Data entries
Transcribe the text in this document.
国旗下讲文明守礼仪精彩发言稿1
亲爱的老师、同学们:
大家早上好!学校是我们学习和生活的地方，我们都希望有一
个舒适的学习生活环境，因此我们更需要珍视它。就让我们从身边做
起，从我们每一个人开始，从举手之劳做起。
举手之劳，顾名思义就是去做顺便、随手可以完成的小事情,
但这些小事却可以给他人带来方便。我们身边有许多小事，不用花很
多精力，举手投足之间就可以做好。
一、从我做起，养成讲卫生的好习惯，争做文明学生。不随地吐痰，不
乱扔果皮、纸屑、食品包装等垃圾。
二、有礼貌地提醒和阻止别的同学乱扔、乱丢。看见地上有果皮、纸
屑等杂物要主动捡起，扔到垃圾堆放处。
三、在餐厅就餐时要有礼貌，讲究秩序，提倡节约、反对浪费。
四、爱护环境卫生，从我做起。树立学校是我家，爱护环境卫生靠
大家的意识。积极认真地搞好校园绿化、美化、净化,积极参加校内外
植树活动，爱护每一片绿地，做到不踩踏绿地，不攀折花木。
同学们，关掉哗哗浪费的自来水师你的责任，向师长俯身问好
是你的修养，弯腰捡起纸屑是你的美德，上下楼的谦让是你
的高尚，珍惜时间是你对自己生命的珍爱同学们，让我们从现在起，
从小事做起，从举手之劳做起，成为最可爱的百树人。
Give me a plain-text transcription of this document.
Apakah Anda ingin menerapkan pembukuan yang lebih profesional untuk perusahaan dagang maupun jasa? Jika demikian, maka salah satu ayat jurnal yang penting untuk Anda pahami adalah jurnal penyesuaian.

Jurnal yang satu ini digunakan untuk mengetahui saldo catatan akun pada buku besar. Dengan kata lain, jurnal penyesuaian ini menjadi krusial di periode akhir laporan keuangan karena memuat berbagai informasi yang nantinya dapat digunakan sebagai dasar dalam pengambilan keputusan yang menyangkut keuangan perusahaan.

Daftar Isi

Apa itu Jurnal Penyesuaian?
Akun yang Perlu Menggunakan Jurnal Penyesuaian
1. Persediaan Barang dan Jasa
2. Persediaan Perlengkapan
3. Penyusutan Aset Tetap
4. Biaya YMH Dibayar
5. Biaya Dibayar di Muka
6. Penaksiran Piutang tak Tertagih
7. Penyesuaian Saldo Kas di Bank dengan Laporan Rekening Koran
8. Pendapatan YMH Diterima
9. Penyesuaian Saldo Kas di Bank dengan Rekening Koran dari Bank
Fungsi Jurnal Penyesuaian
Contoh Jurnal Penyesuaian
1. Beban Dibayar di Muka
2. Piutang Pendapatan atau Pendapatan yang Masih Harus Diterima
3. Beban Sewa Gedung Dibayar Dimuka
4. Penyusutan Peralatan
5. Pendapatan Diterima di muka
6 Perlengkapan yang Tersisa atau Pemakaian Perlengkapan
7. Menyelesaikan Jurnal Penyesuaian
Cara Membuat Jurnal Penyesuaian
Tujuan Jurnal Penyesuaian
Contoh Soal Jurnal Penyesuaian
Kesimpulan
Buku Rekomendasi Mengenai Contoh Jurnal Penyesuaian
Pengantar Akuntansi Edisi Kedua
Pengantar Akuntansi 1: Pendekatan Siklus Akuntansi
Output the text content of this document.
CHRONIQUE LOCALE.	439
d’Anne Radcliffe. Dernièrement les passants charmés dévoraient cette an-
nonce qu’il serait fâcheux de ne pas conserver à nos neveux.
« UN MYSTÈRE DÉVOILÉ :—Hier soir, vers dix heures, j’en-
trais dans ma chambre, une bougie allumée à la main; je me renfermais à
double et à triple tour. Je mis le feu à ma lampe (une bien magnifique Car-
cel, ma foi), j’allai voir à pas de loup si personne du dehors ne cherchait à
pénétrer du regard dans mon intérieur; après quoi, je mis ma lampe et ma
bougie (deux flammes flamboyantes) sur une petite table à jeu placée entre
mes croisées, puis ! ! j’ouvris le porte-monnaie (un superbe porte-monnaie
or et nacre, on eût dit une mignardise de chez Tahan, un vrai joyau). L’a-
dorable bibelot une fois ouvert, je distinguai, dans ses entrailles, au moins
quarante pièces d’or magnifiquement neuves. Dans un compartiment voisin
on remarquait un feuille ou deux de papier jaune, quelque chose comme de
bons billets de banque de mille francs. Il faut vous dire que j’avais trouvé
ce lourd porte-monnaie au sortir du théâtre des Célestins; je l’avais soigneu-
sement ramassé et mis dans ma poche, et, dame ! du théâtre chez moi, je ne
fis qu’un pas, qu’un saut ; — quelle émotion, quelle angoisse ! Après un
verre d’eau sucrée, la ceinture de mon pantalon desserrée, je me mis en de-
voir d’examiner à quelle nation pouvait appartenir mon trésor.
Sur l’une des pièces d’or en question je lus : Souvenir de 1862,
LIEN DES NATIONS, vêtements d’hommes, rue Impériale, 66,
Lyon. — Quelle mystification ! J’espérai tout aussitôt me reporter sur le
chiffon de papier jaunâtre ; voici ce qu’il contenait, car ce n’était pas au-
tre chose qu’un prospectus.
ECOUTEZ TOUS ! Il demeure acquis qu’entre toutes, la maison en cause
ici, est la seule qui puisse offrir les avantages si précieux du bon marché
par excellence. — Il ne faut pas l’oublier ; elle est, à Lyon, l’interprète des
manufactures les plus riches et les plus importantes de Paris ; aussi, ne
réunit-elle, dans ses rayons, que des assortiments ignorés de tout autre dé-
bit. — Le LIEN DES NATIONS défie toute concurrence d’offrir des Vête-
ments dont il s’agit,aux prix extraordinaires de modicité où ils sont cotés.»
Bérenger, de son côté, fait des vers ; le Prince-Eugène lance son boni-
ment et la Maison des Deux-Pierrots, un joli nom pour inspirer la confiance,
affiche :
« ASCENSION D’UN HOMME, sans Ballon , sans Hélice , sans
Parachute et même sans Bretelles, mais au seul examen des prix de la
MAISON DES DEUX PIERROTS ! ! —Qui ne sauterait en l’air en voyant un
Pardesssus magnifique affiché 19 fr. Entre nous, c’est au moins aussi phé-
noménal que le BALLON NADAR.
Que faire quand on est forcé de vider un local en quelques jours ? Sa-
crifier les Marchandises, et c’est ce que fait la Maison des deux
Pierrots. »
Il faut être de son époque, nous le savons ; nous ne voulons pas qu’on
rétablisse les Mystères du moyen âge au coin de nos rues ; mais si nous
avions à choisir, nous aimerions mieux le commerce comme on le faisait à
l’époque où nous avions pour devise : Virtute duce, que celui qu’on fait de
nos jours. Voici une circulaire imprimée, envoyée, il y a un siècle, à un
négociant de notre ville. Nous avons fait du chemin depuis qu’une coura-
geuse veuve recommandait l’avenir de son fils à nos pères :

Goal of the exercise: Repeat the data verbatim.

Response below:
Transcribe the text in this document.
国旗下讲文明守礼仪精彩发言稿1
亲爱的老师、同学们:
大家早上好!学校是我们学习和生活的地方，我们都希望有一
个舒适的学习生活环境，因此我们更需要珍视它。就让我们从身边做
起，从我们每一个人开始，从举手之劳做起。
举手之劳，顾名思义就是去做顺便、随手可以完成的小事情,
但这些小事却可以给他人带来方便。我们身边有许多小事，不用花很
多精力，举手投足之间就可以做好。
一、从我做起，养成讲卫生的好习惯，争做文明学生。不随地吐痰，不
乱扔果皮、纸屑、食品包装等垃圾。
二、有礼貌地提醒和阻止别的同学乱扔、乱丢。看见地上有果皮、纸
屑等杂物要主动捡起，扔到垃圾堆放处。
三、在餐厅就餐时要有礼貌，讲究秩序，提倡节约、反对浪费。
四、爱护环境卫生，从我做起。树立学校是我家，爱护环境卫生靠
大家的意识。积极认真地搞好校园绿化、美化、净化,积极参加校内外
植树活动，爱护每一片绿地，做到不踩踏绿地，不攀折花木。
同学们，关掉哗哗浪费的自来水师你的责任，向师长俯身问好
是你的修养，弯腰捡起纸屑是你的美德，上下楼的谦让是你
的高尚，珍惜时间是你对自己生命的珍爱同学们，让我们从现在起，
从小事做起，从举手之劳做起，成为最可爱的百树人。
Give me a plain-text transcription of this document.
Apakah Anda ingin menerapkan pembukuan yang lebih profesional untuk perusahaan dagang maupun jasa? Jika demikian, maka salah satu ayat jurnal yang penting untuk Anda pahami adalah jurnal penyesuaian.

Jurnal yang satu ini digunakan untuk mengetahui saldo catatan akun pada buku besar. Dengan kata lain, jurnal penyesuaian ini menjadi krusial di periode akhir laporan keuangan karena memuat berbagai informasi yang nantinya dapat digunakan sebagai dasar dalam pengambilan keputusan yang menyangkut keuangan perusahaan.

Daftar Isi

Apa itu Jurnal Penyesuaian?
Akun yang Perlu Menggunakan Jurnal Penyesuaian
1. Persediaan Barang dan Jasa
2. Persediaan Perlengkapan
3. Penyusutan Aset Tetap
4. Biaya YMH Dibayar
5. Biaya Dibayar di Muka
6. Penaksiran Piutang tak Tertagih
7. Penyesuaian Saldo Kas di Bank dengan Laporan Rekening Koran
8. Pendapatan YMH Diterima
9. Penyesuaian Saldo Kas di Bank dengan Rekening Koran dari Bank
Fungsi Jurnal Penyesuaian
Contoh Jurnal Penyesuaian
1. Beban Dibayar di Muka
2. Piutang Pendapatan atau Pendapatan yang Masih Harus Diterima
3. Beban Sewa Gedung Dibayar Dimuka
4. Penyusutan Peralatan
5. Pendapatan Diterima di muka
6 Perlengkapan yang Tersisa atau Pemakaian Perlengkapan
7. Menyelesaikan Jurnal Penyesuaian
Cara Membuat Jurnal Penyesuaian
Tujuan Jurnal Penyesuaian
Contoh Soal Jurnal Penyesuaian
Kesimpulan
Buku Rekomendasi Mengenai Contoh Jurnal Penyesuaian
Pengantar Akuntansi Edisi Kedua
Pengantar Akuntansi 1: Pendekatan Siklus Akuntansi
Output the text content of this document.
CHRONIQUE LOCALE.	439
d’Anne Radcliffe. Dernièrement les passants charmés dévoraient cette an-
nonce qu’il serait fâcheux de ne pas conserver à nos neveux.
« UN MYSTÈRE DÉVOILÉ :—Hier soir, vers dix heures, j’en-
trais dans ma chambre, une bougie allumée à la main; je me renfermais à
double et à triple tour. Je mis le feu à ma lampe (une bien magnifique Car-
cel, ma foi), j’allai voir à pas de loup si personne du dehors ne cherchait à
pénétrer du regard dans mon intérieur; après quoi, je mis ma lampe et ma
bougie (deux flammes flamboyantes) sur une petite table à jeu placée entre
mes croisées, puis ! ! j’ouvris le porte-monnaie (un superbe porte-monnaie
or et nacre, on eût dit une mignardise de chez Tahan, un vrai joyau). L’a-
dorable bibelot une fois ouvert, je distinguai, dans ses entrailles, au moins
quarante pièces d’or magnifiquement neuves. Dans un compartiment voisin
on remarquait un feuille ou deux de papier jaune, quelque chose comme de
bons billets de banque de mille francs. Il faut vous dire que j’avais trouvé
ce lourd porte-monnaie au sortir du théâtre des Célestins; je l’avais soigneu-
sement ramassé et mis dans ma poche, et, dame ! du théâtre chez moi, je ne
fis qu’un pas, qu’un saut ; — quelle émotion, quelle angoisse ! Après un
verre d’eau sucrée, la ceinture de mon pantalon desserrée, je me mis en de-
voir d’examiner à quelle nation pouvait appartenir mon trésor.
Sur l’une des pièces d’or en question je lus : Souvenir de 1862,
LIEN DES NATIONS, vêtements d’hommes, rue Impériale, 66,
Lyon. — Quelle mystification ! J’espérai tout aussitôt me reporter sur le
chiffon de papier jaunâtre ; voici ce qu’il contenait, car ce n’était pas au-
tre chose qu’un prospectus.
ECOUTEZ TOUS ! Il demeure acquis qu’entre toutes, la maison en cause
ici, est la seule qui puisse offrir les avantages si précieux du bon marché
par excellence. — Il ne faut pas l’oublier ; elle est, à Lyon, l’interprète des
manufactures les plus riches et les plus importantes de Paris ; aussi, ne
réunit-elle, dans ses rayons, que des assortiments ignorés de tout autre dé-
bit. — Le LIEN DES NATIONS défie toute concurrence d’offrir des Vête-
ments dont il s’agit,aux prix extraordinaires de modicité où ils sont cotés.»
Bérenger, de son côté, fait des vers ; le Prince-Eugène lance son boni-
ment et la Maison des Deux-Pierrots, un joli nom pour inspirer la confiance,
affiche :
« ASCENSION D’UN HOMME, sans Ballon , sans Hélice , sans
Parachute et même sans Bretelles, mais au seul examen des prix de la
MAISON DES DEUX PIERROTS ! ! —Qui ne sauterait en l’air en voyant un
Pardesssus magnifique affiché 19 fr. Entre nous, c’est au moins aussi phé-
noménal que le BALLON NADAR.
Que faire quand on est forcé de vider un local en quelques jours ? Sa-
crifier les Marchandises, et c’est ce que fait la Maison des deux
Pierrots. »
Il faut être de son époque, nous le savons ; nous ne voulons pas qu’on
rétablisse les Mystères du moyen âge au coin de nos rues ; mais si nous
avions à choisir, nous aimerions mieux le commerce comme on le faisait à
l’époque où nous avions pour devise : Virtute duce, que celui qu’on fait de
nos jours. Voici une circulaire imprimée, envoyée, il y a un siècle, à un
négociant de notre ville. Nous avons fait du chemin depuis qu’une coura-
geuse veuve recommandait l’avenir de son fils à nos pères :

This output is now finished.